§ **Exercise prompt**
Give the entries back exactly, dropping each image.

§ **Records supplied**
::::::::

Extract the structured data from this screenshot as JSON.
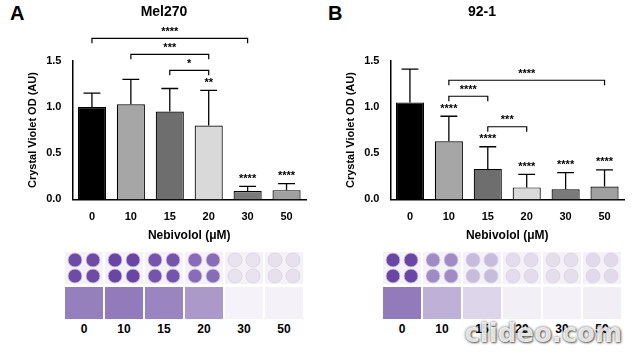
{
  "chart_data": [
    {
      "type": "bar",
      "panel": "A",
      "title": "Mel270",
      "x_label": "Nebivolol (μM)",
      "y_label": "Crystal Violet OD (AU)",
      "categories": [
        "0",
        "10",
        "15",
        "20",
        "30",
        "50"
      ],
      "values": [
        1.0,
        1.03,
        0.95,
        0.8,
        0.09,
        0.1
      ],
      "errors": [
        0.15,
        0.27,
        0.25,
        0.38,
        0.05,
        0.07
      ],
      "colors": [
        "#000000",
        "#a6a6a6",
        "#6e6e6e",
        "#d9d9d9",
        "#7a7a7a",
        "#a0a0a0"
      ],
      "ylim": [
        0,
        1.5
      ],
      "yticks": [
        {
          "value": 0,
          "label": "0.0"
        },
        {
          "value": 0.5,
          "label": "0.5"
        },
        {
          "value": 1,
          "label": "1.0"
        },
        {
          "value": 1.5,
          "label": "1.5"
        }
      ],
      "grid": false,
      "significance": {
        "bars": [
          null,
          null,
          null,
          "**",
          "****",
          "****"
        ],
        "brackets": [
          {
            "from": "0",
            "to": "30",
            "label": "****"
          },
          {
            "from": "10",
            "to": "20",
            "label": "***"
          },
          {
            "from": "15",
            "to": "20",
            "label": "*"
          }
        ]
      }
    },
    {
      "type": "bar",
      "panel": "B",
      "title": "92-1",
      "x_label": "Nebivolol (μM)",
      "y_label": "Crystal Violet OD (AU)",
      "categories": [
        "0",
        "10",
        "15",
        "20",
        "30",
        "50"
      ],
      "values": [
        1.05,
        0.63,
        0.33,
        0.13,
        0.11,
        0.14
      ],
      "errors": [
        0.36,
        0.27,
        0.24,
        0.14,
        0.18,
        0.18
      ],
      "colors": [
        "#000000",
        "#a6a6a6",
        "#6e6e6e",
        "#d9d9d9",
        "#7a7a7a",
        "#a0a0a0"
      ],
      "ylim": [
        0,
        1.5
      ],
      "yticks": [
        {
          "value": 0,
          "label": "0.0"
        },
        {
          "value": 0.5,
          "label": "0.5"
        },
        {
          "value": 1,
          "label": "1.0"
        },
        {
          "value": 1.5,
          "label": "1.5"
        }
      ],
      "grid": false,
      "significance": {
        "bars": [
          null,
          "****",
          "****",
          "****",
          "****",
          "****"
        ],
        "brackets": [
          {
            "from": "10",
            "to": "50",
            "label": "****"
          },
          {
            "from": "10",
            "to": "15",
            "label": "****"
          },
          {
            "from": "15",
            "to": "20",
            "label": "***"
          }
        ]
      }
    }
  ],
  "watermark": "clideo.com"
}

::::::::

§ **Written answer**
Extract the structured data from this screenshot as JSON.
{
  "chart_data": [
    {
      "type": "bar",
      "panel": "A",
      "title": "Mel270",
      "x_label": "Nebivolol (μM)",
      "y_label": "Crystal Violet OD (AU)",
      "categories": [
        "0",
        "10",
        "15",
        "20",
        "30",
        "50"
      ],
      "values": [
        1.0,
        1.03,
        0.95,
        0.8,
        0.09,
        0.1
      ],
      "errors": [
        0.15,
        0.27,
        0.25,
        0.38,
        0.05,
        0.07
      ],
      "colors": [
        "#000000",
        "#a6a6a6",
        "#6e6e6e",
        "#d9d9d9",
        "#7a7a7a",
        "#a0a0a0"
      ],
      "ylim": [
        0,
        1.5
      ],
      "yticks": [
        {
          "value": 0,
          "label": "0.0"
        },
        {
          "value": 0.5,
          "label": "0.5"
        },
        {
          "value": 1,
          "label": "1.0"
        },
        {
          "value": 1.5,
          "label": "1.5"
        }
      ],
      "grid": false,
      "significance": {
        "bars": [
          null,
          null,
          null,
          "**",
          "****",
          "****"
        ],
        "brackets": [
          {
            "from": "0",
            "to": "30",
            "label": "****"
          },
          {
            "from": "10",
            "to": "20",
            "label": "***"
          },
          {
            "from": "15",
            "to": "20",
            "label": "*"
          }
        ]
      }
    },
    {
      "type": "bar",
      "panel": "B",
      "title": "92-1",
      "x_label": "Nebivolol (μM)",
      "y_label": "Crystal Violet OD (AU)",
      "categories": [
        "0",
        "10",
        "15",
        "20",
        "30",
        "50"
      ],
      "values": [
        1.05,
        0.63,
        0.33,
        0.13,
        0.11,
        0.14
      ],
      "errors": [
        0.36,
        0.27,
        0.24,
        0.14,
        0.18,
        0.18
      ],
      "colors": [
        "#000000",
        "#a6a6a6",
        "#6e6e6e",
        "#d9d9d9",
        "#7a7a7a",
        "#a0a0a0"
      ],
      "ylim": [
        0,
        1.5
      ],
      "yticks": [
        {
          "value": 0,
          "label": "0.0"
        },
        {
          "value": 0.5,
          "label": "0.5"
        },
        {
          "value": 1,
          "label": "1.0"
        },
        {
          "value": 1.5,
          "label": "1.5"
        }
      ],
      "grid": false,
      "significance": {
        "bars": [
          null,
          "****",
          "****",
          "****",
          "****",
          "****"
        ],
        "brackets": [
          {
            "from": "10",
            "to": "50",
            "label": "****"
          },
          {
            "from": "10",
            "to": "15",
            "label": "****"
          },
          {
            "from": "15",
            "to": "20",
            "label": "***"
          }
        ]
      }
    }
  ],
  "watermark": "clideo.com"
}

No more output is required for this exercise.